- [WRITTEN PROBLEM]: Each line containing the word "this" must be reported.

## BEGIN SUPPLIED RECORDS

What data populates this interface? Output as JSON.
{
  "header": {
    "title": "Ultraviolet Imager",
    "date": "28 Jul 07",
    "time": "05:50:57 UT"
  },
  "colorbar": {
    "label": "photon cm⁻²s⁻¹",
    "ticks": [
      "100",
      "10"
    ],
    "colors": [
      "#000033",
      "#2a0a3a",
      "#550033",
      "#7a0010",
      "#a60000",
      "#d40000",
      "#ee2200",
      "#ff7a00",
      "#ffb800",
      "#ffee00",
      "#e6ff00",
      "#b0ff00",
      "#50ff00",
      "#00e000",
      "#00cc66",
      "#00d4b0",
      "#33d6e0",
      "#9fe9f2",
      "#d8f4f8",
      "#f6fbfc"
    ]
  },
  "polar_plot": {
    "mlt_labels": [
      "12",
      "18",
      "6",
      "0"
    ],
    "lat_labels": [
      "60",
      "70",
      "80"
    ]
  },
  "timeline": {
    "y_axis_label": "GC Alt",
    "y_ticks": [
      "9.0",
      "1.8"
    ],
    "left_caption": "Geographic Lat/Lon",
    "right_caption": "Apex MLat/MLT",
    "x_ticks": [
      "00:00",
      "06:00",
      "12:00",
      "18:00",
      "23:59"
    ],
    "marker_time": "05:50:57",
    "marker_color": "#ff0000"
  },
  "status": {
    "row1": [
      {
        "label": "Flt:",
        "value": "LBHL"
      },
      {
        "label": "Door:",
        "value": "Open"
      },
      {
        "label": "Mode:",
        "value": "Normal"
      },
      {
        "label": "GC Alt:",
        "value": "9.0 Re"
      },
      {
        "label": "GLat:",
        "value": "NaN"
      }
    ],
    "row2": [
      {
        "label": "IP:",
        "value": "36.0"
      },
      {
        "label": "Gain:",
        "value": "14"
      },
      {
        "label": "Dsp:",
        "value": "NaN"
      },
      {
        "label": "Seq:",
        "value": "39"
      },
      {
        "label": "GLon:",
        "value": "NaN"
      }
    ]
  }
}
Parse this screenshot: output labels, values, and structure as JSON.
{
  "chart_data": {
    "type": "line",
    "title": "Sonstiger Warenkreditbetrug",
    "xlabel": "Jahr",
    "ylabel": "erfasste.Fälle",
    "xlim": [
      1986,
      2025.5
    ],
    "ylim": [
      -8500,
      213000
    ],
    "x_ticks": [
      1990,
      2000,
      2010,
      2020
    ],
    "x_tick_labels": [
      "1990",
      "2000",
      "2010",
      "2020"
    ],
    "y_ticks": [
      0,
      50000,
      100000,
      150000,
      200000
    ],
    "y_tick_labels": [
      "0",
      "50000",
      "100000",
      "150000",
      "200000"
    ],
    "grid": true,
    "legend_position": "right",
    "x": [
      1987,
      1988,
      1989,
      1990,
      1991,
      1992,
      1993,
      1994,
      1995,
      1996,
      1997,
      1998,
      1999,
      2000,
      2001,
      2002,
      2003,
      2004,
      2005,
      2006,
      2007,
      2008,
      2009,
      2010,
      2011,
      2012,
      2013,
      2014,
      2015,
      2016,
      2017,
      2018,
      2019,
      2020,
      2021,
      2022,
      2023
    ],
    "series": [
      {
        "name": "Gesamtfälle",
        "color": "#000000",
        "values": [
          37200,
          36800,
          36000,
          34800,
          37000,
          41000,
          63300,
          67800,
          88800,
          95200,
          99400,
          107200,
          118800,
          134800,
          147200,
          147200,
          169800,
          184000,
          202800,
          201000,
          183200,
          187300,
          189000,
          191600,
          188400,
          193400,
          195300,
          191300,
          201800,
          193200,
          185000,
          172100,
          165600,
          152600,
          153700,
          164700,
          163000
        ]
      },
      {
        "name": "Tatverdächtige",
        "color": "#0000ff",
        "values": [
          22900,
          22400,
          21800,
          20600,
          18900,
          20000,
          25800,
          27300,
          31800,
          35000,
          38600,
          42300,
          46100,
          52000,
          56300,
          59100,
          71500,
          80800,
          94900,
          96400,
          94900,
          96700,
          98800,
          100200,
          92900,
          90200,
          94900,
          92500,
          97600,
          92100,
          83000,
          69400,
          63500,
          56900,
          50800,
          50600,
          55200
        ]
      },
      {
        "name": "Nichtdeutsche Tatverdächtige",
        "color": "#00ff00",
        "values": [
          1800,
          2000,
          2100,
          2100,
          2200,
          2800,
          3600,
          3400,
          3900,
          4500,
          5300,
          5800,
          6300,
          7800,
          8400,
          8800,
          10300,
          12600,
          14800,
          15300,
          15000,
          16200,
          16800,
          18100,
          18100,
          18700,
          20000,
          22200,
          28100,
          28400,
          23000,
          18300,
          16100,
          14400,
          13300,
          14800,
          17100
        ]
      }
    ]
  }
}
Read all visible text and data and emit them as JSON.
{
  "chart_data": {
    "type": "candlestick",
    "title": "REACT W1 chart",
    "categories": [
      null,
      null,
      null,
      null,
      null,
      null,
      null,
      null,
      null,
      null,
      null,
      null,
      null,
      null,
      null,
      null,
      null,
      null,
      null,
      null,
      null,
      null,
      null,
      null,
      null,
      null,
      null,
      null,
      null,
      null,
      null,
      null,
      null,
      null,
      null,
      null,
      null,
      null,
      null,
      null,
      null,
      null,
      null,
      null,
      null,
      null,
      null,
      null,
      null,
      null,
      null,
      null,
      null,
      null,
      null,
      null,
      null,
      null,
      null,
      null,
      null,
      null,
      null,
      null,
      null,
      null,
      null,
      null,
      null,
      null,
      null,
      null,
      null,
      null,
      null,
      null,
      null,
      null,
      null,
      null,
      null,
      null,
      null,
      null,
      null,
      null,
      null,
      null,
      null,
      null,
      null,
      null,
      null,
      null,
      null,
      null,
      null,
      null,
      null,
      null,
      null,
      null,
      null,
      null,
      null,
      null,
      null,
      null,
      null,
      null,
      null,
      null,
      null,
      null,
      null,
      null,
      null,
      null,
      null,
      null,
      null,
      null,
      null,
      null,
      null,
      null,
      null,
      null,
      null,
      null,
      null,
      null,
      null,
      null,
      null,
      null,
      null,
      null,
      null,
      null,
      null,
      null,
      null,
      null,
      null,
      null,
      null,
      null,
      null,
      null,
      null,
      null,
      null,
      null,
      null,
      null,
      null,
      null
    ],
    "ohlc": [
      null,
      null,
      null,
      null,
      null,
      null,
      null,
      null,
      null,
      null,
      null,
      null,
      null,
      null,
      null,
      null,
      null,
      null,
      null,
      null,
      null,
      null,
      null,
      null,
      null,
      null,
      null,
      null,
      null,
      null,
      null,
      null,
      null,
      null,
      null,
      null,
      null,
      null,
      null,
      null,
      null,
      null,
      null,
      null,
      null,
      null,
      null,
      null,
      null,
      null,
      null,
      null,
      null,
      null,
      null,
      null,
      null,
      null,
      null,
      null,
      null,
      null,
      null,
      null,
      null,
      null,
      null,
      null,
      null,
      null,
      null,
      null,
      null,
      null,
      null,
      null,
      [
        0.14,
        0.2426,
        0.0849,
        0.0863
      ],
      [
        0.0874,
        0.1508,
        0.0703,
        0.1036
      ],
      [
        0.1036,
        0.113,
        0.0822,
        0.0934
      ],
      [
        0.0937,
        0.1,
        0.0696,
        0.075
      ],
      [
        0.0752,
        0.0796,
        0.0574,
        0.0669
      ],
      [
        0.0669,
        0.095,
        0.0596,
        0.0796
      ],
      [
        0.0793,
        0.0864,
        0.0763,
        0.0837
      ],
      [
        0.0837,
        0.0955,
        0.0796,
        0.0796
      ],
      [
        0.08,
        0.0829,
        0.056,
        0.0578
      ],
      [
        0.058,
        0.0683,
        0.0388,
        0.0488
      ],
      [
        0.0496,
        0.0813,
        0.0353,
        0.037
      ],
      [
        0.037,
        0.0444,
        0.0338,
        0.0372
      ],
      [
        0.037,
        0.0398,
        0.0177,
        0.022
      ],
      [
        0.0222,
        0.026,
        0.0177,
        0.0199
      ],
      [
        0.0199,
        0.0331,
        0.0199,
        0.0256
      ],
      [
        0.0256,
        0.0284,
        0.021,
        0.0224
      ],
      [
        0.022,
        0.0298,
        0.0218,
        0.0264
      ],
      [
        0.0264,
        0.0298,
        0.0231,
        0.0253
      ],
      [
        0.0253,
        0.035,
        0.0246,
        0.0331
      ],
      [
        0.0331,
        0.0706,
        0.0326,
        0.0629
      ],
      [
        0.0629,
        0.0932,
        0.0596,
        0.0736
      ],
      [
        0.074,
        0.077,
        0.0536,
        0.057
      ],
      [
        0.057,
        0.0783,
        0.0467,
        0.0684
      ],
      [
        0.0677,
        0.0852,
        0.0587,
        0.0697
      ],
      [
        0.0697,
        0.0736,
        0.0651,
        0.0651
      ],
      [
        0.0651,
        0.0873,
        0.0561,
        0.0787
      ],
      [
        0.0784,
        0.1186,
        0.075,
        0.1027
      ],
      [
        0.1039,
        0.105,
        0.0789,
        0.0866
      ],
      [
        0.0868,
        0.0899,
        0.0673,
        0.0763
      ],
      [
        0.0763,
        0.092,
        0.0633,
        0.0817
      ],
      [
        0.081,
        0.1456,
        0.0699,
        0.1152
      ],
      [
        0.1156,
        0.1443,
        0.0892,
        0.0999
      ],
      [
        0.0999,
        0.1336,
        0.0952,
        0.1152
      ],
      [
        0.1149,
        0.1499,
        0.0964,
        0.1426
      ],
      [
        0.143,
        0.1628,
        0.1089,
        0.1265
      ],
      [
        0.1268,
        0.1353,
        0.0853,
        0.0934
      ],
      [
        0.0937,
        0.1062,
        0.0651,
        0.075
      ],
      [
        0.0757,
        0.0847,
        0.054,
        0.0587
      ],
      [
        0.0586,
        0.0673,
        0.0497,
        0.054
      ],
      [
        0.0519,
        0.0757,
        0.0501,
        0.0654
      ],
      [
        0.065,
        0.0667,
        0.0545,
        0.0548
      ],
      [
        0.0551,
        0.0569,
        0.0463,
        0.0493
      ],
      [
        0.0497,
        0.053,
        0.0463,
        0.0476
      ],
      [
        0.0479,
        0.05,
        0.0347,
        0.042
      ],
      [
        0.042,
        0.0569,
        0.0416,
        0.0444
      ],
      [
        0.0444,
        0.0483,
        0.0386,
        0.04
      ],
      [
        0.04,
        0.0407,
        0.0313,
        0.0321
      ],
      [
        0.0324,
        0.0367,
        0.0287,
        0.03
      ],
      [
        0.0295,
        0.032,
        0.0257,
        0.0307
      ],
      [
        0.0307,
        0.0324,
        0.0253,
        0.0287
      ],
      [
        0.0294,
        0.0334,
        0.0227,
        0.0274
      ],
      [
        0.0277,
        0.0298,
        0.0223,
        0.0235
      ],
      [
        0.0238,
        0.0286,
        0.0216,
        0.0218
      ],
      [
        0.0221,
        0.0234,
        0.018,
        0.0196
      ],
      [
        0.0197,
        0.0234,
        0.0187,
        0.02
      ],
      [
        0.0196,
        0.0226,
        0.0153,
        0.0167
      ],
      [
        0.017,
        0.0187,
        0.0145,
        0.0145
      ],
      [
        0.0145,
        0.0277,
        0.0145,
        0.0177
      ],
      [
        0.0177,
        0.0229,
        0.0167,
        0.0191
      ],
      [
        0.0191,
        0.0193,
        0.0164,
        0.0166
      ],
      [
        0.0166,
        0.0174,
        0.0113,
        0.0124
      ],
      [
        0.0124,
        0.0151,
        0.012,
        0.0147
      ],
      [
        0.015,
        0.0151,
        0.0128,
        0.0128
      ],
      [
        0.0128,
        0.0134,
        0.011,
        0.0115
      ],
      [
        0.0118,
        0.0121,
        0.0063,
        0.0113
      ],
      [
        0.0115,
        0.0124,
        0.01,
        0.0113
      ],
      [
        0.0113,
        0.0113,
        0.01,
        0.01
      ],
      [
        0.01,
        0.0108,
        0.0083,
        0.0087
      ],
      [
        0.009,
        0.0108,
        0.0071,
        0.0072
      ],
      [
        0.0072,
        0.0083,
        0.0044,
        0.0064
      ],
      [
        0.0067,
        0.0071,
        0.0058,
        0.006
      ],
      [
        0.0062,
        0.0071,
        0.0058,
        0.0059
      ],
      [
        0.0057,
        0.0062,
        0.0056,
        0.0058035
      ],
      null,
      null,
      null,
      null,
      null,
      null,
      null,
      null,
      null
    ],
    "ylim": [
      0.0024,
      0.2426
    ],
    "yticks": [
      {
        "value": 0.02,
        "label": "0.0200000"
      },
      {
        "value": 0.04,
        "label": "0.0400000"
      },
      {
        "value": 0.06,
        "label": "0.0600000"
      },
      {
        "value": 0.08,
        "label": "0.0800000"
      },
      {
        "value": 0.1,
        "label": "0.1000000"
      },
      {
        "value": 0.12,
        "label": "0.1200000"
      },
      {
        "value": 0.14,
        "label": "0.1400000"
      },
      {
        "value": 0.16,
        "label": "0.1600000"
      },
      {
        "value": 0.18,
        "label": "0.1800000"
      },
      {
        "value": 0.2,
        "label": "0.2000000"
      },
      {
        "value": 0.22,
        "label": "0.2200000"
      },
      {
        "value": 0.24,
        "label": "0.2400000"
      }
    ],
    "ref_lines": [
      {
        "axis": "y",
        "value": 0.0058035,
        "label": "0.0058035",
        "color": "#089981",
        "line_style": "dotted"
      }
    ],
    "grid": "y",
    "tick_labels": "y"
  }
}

## END SUPPLIED RECORDS

- [CORRECT OUTPUT]:
What data populates this interface? Output as JSON.
Parse this screenshot: output labels, values, and structure as JSON.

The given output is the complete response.